■ WHAT YOU HAVE TO DO
For every line in the data below that contains "depuis", copy the line.

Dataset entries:
>> START
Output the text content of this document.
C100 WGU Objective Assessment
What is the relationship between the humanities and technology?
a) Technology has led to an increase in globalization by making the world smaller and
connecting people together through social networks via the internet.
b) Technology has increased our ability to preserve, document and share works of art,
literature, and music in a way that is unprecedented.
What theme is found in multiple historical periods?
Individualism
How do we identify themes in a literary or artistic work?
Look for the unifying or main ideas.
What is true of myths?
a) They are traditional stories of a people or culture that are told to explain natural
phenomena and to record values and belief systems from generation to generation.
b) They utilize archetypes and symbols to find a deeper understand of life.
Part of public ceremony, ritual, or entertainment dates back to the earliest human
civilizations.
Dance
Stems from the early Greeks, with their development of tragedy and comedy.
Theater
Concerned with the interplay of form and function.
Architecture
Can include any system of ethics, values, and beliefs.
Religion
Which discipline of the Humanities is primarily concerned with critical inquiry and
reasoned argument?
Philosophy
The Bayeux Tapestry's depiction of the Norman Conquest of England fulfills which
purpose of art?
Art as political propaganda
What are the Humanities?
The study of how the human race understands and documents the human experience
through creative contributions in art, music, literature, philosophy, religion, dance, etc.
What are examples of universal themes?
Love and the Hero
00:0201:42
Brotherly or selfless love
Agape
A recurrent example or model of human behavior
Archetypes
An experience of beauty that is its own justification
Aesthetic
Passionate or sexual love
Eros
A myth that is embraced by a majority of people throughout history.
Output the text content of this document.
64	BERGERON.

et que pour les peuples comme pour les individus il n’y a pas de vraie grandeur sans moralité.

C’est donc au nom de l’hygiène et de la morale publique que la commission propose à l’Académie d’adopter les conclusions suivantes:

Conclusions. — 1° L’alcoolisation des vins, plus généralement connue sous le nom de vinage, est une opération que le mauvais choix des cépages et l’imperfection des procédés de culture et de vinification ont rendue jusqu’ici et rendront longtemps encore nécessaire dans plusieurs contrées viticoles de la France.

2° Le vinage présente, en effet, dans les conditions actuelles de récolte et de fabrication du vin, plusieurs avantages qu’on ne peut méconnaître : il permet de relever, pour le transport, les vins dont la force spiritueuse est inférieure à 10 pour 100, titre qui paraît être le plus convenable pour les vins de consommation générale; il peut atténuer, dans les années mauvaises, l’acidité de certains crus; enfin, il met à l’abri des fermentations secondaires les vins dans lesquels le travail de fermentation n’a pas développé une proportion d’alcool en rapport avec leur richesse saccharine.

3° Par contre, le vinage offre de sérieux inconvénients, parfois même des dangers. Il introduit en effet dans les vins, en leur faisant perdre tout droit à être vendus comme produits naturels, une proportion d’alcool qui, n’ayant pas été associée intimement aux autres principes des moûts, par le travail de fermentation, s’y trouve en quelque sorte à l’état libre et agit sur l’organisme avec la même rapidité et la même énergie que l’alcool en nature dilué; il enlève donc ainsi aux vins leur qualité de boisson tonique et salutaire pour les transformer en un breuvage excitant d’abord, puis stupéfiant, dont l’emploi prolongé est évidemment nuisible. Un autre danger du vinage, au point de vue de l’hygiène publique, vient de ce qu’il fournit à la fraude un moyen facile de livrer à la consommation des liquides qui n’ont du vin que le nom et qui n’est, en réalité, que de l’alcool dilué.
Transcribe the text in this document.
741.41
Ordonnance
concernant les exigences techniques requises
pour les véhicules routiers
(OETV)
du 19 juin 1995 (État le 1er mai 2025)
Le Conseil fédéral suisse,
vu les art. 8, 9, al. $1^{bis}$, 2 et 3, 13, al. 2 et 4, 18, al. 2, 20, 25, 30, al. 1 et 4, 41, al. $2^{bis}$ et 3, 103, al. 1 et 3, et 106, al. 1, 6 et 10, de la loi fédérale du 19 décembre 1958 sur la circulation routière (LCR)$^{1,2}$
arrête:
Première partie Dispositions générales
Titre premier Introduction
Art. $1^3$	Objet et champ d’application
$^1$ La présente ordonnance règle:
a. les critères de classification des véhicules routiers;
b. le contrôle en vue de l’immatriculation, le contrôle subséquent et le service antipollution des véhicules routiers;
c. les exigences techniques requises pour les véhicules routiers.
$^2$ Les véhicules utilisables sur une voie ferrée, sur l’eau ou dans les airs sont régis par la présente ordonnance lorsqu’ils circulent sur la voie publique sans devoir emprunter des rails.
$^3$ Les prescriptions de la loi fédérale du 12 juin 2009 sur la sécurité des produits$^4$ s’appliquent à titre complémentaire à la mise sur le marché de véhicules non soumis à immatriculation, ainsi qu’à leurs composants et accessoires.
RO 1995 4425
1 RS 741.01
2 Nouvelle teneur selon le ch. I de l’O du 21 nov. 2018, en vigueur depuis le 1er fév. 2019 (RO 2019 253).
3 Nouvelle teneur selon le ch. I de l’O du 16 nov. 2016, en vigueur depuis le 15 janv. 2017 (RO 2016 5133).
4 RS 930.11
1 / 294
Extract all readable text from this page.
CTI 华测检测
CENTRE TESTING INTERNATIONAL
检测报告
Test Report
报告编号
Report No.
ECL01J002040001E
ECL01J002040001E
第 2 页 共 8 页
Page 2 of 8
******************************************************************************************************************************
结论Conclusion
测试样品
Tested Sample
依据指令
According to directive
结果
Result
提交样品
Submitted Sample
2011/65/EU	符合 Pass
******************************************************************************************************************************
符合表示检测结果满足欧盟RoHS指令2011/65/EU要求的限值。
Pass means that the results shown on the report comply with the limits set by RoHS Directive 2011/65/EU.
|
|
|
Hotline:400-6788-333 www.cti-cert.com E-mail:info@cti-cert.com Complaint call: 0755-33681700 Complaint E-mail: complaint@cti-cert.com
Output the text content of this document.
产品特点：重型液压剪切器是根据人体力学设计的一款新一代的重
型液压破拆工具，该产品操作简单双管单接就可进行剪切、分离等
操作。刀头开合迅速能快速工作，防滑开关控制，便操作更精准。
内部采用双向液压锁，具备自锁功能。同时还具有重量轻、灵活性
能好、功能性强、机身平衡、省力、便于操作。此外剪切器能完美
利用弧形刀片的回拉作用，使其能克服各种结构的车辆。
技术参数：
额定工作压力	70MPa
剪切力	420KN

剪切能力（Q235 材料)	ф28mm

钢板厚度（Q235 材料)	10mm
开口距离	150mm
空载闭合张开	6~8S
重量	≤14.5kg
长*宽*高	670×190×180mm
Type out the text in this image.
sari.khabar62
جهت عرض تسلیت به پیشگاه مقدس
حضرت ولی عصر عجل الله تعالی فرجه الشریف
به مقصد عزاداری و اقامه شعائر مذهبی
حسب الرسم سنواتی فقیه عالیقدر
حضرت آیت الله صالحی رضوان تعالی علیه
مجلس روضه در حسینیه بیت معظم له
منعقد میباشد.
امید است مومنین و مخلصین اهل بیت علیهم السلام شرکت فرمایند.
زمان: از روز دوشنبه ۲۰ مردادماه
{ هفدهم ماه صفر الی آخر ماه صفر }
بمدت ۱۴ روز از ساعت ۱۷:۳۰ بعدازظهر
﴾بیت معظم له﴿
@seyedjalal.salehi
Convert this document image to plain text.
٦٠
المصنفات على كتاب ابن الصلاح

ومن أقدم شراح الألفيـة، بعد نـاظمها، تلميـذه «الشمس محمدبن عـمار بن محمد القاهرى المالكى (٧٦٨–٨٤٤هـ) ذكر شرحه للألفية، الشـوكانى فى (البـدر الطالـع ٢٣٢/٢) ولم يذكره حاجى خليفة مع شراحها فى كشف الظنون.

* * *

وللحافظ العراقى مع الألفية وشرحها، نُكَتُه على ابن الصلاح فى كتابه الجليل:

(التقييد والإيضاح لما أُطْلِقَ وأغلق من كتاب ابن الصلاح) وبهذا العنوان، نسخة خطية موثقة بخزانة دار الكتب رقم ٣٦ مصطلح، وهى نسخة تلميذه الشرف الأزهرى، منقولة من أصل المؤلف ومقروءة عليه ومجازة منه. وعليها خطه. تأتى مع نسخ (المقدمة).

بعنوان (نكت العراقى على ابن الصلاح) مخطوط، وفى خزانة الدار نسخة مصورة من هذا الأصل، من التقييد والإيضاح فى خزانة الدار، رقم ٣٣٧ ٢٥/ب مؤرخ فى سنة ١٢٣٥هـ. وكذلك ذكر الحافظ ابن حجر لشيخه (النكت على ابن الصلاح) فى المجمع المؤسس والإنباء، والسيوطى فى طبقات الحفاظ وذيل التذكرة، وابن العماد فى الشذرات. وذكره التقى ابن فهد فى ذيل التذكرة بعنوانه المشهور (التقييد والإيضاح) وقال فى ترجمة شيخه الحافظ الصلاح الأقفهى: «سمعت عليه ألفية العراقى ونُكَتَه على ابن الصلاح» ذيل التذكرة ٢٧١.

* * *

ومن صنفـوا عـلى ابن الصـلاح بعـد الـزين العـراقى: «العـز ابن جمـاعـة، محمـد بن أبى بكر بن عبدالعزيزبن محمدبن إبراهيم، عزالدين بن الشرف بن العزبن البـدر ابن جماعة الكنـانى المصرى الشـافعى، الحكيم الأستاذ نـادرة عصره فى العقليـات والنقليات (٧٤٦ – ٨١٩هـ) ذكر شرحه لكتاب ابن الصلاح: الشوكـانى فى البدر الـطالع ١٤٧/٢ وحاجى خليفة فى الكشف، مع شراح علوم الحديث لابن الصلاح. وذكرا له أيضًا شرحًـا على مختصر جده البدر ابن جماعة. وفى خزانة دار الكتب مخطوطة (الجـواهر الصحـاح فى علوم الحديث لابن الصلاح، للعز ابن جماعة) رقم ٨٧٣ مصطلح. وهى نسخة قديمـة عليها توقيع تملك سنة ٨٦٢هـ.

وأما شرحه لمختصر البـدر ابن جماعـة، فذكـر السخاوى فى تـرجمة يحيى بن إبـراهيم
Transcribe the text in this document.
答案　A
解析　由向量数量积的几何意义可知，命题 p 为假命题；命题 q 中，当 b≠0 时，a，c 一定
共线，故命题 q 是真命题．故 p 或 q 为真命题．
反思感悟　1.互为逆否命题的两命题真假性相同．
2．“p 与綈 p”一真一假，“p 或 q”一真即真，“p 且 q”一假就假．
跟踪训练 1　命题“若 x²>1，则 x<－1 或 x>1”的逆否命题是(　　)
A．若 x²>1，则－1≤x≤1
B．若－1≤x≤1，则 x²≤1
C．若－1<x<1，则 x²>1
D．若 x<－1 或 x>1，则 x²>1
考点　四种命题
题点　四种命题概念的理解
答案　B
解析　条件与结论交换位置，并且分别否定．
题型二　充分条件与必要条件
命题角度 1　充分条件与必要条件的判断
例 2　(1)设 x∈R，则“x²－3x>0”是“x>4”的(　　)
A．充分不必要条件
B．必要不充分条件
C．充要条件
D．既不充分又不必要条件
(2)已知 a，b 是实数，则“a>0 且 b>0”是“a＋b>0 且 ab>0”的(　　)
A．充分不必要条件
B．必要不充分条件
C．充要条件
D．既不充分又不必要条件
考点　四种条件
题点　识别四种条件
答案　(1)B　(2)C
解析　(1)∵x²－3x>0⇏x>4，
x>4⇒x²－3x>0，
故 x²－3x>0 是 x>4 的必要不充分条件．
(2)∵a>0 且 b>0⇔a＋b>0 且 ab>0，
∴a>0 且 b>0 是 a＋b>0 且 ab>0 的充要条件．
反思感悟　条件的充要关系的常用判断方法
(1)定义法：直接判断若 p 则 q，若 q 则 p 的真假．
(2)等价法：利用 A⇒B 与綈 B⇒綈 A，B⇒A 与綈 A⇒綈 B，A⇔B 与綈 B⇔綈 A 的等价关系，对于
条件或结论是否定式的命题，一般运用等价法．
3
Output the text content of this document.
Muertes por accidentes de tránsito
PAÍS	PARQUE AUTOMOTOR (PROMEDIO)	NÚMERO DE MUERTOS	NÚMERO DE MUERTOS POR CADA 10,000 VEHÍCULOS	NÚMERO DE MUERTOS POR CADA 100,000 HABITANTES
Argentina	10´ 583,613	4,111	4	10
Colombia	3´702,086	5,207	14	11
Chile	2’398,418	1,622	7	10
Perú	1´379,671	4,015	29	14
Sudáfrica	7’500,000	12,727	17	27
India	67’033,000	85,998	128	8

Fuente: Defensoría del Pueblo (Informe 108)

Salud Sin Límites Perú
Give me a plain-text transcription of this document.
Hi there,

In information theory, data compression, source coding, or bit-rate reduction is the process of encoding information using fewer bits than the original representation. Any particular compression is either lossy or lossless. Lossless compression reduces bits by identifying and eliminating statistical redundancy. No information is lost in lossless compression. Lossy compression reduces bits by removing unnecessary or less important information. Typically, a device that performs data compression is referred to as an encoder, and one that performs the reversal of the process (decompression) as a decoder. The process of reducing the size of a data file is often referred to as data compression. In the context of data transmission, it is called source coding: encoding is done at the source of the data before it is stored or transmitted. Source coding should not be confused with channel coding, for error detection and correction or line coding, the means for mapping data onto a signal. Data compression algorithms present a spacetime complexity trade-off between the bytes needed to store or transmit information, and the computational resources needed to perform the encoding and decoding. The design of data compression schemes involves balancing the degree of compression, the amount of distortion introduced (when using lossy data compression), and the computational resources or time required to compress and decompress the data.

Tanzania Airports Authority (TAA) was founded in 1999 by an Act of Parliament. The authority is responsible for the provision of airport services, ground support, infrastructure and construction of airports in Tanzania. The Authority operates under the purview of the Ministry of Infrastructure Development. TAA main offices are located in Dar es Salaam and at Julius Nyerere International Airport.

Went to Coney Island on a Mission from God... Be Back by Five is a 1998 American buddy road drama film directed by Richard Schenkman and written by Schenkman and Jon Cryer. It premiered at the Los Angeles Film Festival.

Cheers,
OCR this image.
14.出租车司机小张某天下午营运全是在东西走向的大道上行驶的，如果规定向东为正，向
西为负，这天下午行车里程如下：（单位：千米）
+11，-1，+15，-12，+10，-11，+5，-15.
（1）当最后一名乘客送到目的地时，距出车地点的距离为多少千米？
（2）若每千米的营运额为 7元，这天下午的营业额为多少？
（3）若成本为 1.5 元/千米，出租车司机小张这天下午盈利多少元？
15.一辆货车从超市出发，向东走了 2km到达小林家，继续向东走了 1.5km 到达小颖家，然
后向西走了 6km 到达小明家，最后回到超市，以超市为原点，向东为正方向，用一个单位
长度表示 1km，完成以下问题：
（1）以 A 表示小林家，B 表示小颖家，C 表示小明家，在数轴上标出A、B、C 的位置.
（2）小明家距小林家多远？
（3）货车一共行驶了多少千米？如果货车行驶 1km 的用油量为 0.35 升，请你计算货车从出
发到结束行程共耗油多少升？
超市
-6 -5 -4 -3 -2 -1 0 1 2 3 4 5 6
>> END
■ OUTPUT
2 Nouvelle teneur selon le ch. I de l’O du 21 nov. 2018, en vigueur depuis le 1er fév. 2019 (RO 2019 253).
3 Nouvelle teneur selon le ch. I de l’O du 16 nov. 2016, en vigueur depuis le 15 janv. 2017 (RO 2016 5133).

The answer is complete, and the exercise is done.